▼▼▼
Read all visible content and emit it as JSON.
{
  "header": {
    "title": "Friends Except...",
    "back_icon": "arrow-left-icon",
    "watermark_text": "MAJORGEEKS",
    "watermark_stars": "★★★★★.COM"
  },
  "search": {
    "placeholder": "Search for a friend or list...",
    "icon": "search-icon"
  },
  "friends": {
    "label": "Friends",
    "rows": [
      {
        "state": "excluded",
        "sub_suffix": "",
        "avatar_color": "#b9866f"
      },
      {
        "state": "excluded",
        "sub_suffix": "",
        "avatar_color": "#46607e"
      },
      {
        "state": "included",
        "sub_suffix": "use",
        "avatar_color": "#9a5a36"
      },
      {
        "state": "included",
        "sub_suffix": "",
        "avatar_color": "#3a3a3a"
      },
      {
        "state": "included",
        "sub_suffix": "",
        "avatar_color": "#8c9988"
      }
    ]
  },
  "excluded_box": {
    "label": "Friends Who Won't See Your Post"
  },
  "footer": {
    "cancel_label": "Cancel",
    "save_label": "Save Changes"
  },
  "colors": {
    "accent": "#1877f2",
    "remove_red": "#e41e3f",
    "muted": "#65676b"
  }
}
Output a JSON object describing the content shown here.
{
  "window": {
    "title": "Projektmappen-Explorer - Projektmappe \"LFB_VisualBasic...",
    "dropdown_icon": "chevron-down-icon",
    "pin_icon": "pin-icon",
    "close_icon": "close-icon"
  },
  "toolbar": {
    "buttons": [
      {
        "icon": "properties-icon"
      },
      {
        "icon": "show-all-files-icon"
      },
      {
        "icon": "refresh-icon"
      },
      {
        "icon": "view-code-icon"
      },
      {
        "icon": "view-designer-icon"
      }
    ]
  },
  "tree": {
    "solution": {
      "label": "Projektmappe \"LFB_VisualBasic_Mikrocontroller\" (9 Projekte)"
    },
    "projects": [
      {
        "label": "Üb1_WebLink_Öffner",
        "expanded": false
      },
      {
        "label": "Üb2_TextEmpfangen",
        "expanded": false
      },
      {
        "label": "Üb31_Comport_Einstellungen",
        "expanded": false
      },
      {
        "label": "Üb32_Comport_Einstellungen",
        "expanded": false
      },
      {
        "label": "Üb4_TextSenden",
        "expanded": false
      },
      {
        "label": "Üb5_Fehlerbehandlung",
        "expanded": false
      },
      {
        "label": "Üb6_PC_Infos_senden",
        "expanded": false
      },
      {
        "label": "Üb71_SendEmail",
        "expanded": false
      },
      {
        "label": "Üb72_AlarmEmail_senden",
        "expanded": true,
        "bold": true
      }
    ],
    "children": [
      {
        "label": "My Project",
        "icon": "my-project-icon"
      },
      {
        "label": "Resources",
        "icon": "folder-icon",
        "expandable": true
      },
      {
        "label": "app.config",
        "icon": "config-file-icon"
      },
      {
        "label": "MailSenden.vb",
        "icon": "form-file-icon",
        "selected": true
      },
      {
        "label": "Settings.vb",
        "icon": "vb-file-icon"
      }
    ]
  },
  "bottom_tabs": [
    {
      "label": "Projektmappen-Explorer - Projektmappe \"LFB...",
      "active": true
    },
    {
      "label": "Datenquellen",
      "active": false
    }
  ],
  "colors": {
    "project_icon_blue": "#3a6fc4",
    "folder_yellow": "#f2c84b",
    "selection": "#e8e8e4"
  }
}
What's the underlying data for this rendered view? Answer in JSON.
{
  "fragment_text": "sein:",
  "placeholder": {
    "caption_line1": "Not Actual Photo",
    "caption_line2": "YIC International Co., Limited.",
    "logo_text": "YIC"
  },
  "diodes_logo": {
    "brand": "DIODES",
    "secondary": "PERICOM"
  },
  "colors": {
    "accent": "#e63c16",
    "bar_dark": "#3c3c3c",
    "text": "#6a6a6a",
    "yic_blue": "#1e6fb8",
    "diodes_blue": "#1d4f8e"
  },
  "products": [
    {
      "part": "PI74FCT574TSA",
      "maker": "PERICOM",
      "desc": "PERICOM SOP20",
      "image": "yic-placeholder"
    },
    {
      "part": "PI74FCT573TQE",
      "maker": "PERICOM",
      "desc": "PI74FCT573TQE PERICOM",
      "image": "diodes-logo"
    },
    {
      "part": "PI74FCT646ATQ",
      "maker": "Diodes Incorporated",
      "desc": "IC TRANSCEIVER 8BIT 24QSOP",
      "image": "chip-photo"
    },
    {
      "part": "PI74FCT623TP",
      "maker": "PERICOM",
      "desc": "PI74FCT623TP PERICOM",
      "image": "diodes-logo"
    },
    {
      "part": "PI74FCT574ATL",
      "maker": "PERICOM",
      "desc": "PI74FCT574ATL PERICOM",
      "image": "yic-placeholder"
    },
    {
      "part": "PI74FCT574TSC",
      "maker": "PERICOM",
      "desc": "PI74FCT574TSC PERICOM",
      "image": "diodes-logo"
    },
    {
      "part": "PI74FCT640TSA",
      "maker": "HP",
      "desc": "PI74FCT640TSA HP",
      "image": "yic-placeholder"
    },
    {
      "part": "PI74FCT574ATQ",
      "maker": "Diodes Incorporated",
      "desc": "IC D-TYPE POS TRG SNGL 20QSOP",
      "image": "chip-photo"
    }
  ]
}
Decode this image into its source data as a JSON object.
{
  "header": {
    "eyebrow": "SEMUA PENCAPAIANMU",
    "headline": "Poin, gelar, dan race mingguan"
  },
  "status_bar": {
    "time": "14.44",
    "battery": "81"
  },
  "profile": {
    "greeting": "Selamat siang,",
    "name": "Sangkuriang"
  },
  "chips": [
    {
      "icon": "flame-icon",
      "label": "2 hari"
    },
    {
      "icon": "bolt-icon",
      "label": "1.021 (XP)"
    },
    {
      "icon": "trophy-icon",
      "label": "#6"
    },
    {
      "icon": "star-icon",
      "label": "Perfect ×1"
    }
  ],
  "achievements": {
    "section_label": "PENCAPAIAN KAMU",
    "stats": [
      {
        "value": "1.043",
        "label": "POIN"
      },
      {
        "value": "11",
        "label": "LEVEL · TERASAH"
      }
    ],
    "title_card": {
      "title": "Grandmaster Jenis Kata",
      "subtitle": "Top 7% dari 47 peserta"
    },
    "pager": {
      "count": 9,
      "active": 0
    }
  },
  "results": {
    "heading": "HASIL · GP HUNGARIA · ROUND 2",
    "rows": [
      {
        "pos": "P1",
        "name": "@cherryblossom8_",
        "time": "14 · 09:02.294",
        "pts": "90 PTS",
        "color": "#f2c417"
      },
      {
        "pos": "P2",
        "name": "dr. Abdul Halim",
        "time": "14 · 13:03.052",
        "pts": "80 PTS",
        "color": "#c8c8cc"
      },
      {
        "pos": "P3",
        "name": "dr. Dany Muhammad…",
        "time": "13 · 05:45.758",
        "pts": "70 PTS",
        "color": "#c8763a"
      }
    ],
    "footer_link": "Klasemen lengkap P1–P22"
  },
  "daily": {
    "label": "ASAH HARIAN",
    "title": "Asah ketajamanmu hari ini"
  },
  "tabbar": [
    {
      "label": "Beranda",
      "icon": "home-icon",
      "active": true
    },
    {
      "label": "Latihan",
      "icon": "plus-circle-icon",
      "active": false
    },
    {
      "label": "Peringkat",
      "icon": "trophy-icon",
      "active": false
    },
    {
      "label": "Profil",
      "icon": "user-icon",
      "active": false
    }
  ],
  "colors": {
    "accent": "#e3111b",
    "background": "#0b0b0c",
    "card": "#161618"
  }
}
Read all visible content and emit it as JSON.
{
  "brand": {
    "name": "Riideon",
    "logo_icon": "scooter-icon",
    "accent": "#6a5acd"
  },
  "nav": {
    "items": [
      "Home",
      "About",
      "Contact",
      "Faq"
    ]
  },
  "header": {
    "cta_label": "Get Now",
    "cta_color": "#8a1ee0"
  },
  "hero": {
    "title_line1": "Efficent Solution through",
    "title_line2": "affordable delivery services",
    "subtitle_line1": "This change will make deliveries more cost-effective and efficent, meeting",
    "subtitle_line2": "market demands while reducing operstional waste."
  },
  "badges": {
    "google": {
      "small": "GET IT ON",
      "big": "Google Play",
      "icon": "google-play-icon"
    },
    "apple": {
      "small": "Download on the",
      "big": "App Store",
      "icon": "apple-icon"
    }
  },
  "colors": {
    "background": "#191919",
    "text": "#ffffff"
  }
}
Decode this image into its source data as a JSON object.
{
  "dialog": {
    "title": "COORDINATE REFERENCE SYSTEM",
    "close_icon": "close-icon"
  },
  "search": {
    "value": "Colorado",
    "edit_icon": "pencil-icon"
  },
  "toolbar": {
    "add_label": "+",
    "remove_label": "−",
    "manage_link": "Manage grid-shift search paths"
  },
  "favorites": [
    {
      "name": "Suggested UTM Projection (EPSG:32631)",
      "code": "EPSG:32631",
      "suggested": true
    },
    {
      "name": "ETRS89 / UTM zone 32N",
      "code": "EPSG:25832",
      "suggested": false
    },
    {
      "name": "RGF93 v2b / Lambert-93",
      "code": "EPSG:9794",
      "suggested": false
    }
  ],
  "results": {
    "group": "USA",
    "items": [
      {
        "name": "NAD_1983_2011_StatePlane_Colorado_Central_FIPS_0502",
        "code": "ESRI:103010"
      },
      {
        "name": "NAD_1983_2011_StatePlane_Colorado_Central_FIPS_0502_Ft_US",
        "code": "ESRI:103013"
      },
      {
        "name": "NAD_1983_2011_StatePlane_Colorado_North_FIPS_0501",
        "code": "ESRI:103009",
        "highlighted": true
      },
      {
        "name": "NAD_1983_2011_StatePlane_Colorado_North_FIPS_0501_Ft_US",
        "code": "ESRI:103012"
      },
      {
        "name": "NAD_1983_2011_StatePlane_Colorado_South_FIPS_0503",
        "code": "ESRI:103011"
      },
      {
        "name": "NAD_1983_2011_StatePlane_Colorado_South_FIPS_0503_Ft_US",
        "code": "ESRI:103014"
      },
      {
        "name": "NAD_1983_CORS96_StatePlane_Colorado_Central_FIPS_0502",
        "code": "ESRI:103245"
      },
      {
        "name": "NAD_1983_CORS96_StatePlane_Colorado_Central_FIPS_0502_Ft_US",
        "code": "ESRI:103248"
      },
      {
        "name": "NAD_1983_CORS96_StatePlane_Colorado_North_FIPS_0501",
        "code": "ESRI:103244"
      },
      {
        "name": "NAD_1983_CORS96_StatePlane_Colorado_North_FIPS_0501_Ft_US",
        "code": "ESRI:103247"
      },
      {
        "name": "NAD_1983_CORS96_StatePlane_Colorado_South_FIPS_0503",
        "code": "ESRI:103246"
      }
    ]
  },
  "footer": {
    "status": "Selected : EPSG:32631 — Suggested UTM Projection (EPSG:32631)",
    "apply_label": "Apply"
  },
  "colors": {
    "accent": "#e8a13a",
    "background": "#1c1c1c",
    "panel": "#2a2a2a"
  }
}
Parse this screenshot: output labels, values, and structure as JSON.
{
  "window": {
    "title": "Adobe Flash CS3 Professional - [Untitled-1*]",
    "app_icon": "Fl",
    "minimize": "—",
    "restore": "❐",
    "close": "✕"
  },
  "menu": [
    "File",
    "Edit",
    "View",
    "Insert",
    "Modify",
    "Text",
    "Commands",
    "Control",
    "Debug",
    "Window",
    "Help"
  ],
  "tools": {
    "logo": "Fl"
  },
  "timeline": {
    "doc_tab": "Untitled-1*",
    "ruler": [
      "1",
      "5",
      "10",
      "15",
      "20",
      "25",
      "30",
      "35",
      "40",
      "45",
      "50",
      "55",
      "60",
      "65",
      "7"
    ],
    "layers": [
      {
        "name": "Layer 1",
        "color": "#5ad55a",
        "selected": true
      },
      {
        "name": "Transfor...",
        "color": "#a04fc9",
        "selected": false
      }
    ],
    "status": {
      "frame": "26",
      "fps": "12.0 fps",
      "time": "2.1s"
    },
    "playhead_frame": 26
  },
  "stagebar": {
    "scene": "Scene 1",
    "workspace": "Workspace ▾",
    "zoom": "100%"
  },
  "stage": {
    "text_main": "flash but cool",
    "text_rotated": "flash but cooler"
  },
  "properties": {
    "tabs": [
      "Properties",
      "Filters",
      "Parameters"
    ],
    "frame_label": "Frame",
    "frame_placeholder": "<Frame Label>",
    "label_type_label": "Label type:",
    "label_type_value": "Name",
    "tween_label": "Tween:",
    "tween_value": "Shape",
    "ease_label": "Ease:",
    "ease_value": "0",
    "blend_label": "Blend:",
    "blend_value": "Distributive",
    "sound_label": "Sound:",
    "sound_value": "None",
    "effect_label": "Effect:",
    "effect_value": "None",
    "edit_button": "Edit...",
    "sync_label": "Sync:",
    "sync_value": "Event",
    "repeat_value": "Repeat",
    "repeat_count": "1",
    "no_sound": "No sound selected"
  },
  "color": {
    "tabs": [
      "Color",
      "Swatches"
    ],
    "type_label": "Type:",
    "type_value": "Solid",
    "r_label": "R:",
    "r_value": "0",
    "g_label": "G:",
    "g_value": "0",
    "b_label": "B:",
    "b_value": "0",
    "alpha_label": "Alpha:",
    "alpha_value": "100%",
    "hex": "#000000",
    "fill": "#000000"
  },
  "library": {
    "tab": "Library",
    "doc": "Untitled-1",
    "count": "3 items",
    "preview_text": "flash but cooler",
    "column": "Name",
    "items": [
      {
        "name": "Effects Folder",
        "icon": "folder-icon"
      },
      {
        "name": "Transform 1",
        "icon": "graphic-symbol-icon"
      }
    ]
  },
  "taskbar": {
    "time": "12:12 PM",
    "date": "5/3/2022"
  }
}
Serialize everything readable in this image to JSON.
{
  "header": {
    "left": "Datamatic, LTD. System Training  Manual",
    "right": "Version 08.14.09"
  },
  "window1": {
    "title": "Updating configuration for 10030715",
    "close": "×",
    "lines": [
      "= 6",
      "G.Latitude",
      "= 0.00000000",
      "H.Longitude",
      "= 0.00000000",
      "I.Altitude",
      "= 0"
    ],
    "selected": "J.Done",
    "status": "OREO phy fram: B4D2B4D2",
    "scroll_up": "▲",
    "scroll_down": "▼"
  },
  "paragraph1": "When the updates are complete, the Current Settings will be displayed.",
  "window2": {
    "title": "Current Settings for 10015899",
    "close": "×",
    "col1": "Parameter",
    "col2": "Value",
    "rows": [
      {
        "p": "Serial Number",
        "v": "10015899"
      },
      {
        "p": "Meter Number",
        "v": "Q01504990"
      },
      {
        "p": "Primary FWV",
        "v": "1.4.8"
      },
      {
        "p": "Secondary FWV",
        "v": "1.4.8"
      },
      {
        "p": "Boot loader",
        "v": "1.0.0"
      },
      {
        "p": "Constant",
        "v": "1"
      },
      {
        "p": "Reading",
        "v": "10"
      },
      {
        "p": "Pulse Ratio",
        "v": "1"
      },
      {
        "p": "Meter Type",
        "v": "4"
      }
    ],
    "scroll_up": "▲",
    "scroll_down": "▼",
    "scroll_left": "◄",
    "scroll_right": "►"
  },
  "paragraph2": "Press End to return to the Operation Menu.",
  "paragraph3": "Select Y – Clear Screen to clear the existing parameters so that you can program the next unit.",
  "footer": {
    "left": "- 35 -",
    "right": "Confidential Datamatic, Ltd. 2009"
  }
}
▲▲▲
● **Exercise goal**
Report only the number of lines in the data above that contain "Datamatic".

● **Output for this task**
2